* _INSTRUCTIONS FOR THE TASK_:
Take each line containing "this" and report it exactly as written.

Records from a collection of figures
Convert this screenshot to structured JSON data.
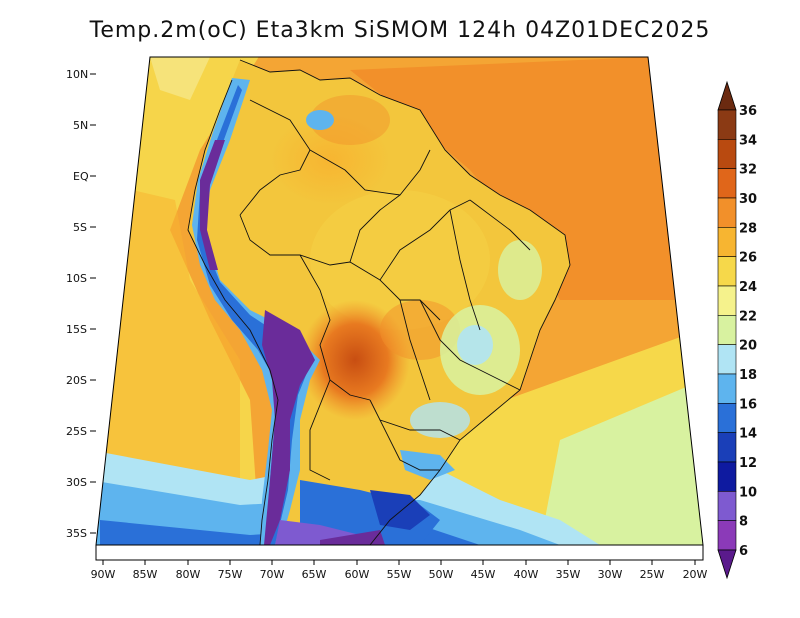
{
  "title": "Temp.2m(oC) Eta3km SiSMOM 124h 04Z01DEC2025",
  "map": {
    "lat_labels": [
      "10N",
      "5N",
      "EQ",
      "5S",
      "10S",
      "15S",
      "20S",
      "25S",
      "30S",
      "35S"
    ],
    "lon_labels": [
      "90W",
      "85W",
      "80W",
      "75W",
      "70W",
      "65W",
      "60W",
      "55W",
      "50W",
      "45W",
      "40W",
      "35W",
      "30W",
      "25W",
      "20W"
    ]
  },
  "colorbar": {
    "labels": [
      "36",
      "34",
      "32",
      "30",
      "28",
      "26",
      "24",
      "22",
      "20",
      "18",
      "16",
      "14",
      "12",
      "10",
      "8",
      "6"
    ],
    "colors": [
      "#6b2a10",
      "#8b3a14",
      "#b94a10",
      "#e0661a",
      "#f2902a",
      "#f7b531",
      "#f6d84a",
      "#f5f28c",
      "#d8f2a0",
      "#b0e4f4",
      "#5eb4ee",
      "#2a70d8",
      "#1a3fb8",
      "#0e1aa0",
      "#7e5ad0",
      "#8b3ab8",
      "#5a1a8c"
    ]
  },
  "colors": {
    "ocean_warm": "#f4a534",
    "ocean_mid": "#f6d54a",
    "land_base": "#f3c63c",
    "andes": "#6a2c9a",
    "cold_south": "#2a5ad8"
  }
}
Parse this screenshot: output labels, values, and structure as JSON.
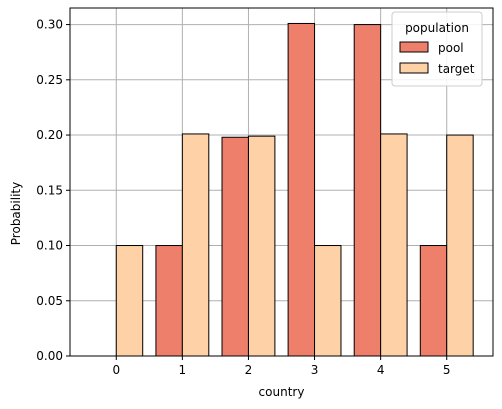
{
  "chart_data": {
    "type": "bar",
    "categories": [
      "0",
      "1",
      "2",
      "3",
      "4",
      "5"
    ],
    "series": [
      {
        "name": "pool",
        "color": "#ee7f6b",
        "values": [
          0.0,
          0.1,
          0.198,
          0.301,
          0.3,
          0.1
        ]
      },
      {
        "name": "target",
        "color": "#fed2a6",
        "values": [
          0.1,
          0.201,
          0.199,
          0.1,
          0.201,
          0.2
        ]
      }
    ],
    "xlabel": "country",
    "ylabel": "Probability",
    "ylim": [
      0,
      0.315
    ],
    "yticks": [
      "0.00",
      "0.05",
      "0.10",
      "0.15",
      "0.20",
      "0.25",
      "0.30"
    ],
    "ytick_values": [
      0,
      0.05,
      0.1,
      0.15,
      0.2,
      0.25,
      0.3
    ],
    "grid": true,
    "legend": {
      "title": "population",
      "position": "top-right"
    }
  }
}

* _THE REPLY_:
Convert this screenshot to structured JSON data.
Parse this screenshot: output labels, values, and structure as JSON.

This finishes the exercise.